___ DATASET RECORDS

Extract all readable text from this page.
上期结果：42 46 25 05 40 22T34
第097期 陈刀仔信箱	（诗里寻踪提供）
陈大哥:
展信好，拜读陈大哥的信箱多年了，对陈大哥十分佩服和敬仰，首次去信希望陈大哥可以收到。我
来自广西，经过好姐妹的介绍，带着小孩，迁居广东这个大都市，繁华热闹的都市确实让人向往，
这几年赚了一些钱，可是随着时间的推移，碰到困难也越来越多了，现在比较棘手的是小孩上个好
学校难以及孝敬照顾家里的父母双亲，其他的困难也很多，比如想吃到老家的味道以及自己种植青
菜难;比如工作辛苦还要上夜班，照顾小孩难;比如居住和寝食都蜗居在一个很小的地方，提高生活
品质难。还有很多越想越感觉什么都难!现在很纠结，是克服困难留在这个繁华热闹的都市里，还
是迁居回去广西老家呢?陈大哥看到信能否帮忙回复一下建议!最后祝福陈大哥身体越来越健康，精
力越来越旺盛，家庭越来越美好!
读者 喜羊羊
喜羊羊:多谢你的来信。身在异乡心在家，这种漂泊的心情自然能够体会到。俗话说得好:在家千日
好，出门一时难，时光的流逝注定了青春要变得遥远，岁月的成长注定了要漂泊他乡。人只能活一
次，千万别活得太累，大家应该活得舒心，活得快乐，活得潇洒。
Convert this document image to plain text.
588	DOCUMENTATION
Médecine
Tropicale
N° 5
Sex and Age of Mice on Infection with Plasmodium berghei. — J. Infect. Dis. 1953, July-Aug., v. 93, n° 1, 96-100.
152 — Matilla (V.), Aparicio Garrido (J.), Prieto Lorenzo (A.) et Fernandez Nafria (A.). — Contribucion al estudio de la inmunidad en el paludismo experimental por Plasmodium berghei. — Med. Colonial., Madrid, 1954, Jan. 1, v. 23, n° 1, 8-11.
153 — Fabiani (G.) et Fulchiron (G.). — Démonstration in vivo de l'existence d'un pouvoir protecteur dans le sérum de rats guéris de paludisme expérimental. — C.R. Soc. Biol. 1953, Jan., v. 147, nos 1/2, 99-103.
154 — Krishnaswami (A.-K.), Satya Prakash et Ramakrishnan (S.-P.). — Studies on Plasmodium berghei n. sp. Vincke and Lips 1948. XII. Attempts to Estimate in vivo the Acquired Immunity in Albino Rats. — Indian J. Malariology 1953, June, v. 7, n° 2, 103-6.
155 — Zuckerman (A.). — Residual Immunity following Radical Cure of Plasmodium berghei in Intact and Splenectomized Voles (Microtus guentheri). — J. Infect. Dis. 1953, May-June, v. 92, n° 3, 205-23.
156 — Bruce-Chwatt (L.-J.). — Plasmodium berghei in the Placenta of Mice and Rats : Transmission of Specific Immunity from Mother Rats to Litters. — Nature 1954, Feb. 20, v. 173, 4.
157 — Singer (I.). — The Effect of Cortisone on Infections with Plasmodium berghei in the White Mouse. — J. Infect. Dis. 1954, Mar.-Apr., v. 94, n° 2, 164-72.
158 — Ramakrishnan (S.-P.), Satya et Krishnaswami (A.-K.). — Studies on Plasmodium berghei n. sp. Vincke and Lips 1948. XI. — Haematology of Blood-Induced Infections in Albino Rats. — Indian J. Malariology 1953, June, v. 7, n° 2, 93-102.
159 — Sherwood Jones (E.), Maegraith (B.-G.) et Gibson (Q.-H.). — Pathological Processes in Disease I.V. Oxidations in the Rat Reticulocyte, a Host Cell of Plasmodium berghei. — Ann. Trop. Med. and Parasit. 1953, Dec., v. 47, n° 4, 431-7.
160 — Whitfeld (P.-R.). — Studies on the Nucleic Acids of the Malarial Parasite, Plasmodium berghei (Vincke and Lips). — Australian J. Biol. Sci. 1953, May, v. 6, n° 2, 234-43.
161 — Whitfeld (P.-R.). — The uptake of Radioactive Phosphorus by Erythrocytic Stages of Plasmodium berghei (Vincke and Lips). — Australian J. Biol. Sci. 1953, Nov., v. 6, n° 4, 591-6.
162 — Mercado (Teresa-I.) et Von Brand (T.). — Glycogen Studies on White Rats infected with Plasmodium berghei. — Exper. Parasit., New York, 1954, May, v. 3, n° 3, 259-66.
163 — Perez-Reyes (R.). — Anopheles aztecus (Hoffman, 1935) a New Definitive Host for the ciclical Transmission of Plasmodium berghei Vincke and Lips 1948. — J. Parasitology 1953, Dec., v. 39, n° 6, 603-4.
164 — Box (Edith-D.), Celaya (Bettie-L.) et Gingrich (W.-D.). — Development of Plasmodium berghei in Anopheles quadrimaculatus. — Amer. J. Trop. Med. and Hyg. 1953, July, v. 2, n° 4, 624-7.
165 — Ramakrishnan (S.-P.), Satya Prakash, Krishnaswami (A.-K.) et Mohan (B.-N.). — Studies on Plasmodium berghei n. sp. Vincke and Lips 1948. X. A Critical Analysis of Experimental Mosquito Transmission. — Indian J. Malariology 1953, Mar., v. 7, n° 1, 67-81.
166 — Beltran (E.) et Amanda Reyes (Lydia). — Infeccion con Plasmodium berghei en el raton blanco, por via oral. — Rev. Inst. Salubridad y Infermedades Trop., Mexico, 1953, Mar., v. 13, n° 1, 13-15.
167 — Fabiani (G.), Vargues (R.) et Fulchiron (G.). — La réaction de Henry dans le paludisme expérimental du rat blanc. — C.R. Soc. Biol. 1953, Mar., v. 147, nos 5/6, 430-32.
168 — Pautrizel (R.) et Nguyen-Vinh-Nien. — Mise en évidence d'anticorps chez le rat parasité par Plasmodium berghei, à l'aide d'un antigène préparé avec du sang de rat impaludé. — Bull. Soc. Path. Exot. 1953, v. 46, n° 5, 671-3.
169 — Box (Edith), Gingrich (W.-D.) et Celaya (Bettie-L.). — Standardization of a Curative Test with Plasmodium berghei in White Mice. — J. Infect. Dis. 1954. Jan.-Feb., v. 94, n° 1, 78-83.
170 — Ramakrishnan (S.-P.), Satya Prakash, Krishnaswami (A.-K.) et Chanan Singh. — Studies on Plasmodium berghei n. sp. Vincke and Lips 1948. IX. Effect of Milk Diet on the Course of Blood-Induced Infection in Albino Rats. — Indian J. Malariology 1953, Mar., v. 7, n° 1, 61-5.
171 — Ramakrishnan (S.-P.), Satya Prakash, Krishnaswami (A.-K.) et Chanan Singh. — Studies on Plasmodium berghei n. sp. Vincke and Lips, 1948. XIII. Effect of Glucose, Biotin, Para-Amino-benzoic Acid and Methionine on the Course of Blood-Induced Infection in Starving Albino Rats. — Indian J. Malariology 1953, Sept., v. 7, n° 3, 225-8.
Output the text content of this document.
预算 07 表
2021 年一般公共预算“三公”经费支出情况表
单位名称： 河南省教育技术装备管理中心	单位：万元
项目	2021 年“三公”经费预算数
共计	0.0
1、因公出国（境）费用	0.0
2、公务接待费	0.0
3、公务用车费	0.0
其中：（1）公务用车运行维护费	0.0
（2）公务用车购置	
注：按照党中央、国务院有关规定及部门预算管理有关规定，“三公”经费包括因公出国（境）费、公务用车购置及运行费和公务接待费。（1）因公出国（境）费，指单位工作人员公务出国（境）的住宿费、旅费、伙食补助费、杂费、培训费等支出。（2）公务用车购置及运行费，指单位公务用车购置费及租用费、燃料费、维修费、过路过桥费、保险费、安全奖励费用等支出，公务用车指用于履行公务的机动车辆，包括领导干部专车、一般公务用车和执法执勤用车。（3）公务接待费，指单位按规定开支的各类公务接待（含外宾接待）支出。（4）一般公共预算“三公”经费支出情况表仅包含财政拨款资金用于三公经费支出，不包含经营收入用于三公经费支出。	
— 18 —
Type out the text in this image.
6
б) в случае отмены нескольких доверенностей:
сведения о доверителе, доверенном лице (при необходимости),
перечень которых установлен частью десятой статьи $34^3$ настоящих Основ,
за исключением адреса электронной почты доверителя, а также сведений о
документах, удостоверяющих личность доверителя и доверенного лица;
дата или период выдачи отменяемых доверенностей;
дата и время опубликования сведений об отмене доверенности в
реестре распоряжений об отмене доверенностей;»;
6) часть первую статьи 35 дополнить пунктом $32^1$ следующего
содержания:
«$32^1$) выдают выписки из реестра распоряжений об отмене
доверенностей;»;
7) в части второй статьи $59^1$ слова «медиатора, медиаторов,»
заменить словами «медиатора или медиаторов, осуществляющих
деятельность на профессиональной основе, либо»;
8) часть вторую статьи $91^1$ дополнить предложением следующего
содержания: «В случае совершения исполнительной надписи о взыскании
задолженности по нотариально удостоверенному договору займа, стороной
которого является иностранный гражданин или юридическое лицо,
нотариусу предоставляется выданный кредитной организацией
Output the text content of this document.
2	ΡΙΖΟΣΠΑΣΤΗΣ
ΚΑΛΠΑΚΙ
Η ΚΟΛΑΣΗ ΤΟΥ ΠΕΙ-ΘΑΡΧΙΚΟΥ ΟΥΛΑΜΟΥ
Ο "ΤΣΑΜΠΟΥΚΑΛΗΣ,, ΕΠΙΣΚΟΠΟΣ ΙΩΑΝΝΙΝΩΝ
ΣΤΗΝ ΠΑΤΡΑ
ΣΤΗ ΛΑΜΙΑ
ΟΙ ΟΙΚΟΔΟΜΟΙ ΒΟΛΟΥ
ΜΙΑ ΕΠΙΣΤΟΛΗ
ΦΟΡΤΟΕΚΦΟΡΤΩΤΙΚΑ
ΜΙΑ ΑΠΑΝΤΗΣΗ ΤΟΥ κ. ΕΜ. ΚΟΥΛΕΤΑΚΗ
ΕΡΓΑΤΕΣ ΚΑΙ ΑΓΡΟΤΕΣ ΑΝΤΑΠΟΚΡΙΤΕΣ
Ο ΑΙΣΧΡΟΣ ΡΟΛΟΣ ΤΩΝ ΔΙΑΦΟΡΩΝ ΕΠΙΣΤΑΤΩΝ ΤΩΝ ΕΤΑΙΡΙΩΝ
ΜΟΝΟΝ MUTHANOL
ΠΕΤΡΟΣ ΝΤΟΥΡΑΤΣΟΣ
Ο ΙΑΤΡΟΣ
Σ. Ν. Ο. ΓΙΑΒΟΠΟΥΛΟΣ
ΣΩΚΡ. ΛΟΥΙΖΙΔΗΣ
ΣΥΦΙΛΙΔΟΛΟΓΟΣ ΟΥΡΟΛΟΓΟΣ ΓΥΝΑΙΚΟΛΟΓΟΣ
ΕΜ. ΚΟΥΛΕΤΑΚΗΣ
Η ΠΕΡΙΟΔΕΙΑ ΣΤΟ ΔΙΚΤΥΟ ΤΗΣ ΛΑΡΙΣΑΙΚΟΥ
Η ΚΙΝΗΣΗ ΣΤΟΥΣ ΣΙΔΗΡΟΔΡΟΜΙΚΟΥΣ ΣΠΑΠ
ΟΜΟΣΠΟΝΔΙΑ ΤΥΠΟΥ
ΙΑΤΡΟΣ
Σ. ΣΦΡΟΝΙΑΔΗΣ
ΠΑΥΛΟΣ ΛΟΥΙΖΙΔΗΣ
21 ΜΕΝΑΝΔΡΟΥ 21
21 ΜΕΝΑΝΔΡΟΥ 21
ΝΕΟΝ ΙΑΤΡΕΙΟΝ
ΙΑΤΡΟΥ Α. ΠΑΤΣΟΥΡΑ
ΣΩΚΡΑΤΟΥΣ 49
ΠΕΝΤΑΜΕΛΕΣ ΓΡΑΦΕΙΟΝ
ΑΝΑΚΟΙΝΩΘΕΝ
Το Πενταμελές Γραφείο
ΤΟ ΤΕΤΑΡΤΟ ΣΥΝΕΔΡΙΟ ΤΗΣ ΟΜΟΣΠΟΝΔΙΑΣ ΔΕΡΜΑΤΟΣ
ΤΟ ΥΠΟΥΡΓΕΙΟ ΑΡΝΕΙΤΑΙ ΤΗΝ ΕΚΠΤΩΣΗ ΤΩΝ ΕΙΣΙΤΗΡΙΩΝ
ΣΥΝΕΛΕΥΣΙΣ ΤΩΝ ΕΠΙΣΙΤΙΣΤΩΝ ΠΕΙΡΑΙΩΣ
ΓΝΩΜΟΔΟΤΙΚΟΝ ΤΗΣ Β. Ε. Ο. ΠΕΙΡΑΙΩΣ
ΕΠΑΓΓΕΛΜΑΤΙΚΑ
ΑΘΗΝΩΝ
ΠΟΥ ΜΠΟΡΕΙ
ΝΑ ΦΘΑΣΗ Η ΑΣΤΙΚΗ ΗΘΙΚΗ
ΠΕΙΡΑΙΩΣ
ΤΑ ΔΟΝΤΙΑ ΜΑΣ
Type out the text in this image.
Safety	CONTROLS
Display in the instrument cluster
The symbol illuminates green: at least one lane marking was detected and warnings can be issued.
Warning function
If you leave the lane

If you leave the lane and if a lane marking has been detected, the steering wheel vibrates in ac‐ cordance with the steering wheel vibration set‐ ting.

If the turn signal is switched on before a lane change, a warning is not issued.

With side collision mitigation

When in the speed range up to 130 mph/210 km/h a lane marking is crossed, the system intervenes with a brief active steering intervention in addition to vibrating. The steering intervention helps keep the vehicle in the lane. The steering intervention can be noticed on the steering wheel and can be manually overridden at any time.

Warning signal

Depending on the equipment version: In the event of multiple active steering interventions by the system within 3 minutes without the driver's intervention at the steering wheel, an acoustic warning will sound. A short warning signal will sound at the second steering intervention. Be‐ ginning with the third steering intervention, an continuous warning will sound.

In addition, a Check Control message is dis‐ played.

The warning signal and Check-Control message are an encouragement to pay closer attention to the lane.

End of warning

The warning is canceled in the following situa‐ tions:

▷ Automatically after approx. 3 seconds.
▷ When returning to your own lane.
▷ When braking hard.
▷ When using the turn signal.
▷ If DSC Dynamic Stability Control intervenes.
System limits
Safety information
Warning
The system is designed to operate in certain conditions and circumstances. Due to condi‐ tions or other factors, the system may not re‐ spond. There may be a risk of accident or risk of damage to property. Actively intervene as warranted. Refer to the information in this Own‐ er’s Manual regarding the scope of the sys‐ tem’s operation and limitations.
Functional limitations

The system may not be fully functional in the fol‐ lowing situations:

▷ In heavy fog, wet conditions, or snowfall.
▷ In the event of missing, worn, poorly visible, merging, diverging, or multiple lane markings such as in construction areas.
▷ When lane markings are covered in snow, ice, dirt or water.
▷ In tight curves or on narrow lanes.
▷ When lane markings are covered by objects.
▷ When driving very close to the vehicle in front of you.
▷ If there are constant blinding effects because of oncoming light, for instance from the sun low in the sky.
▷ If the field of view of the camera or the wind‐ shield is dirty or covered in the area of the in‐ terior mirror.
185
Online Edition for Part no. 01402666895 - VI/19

______

For the data above, state only how many lines include the word "paludisme".

2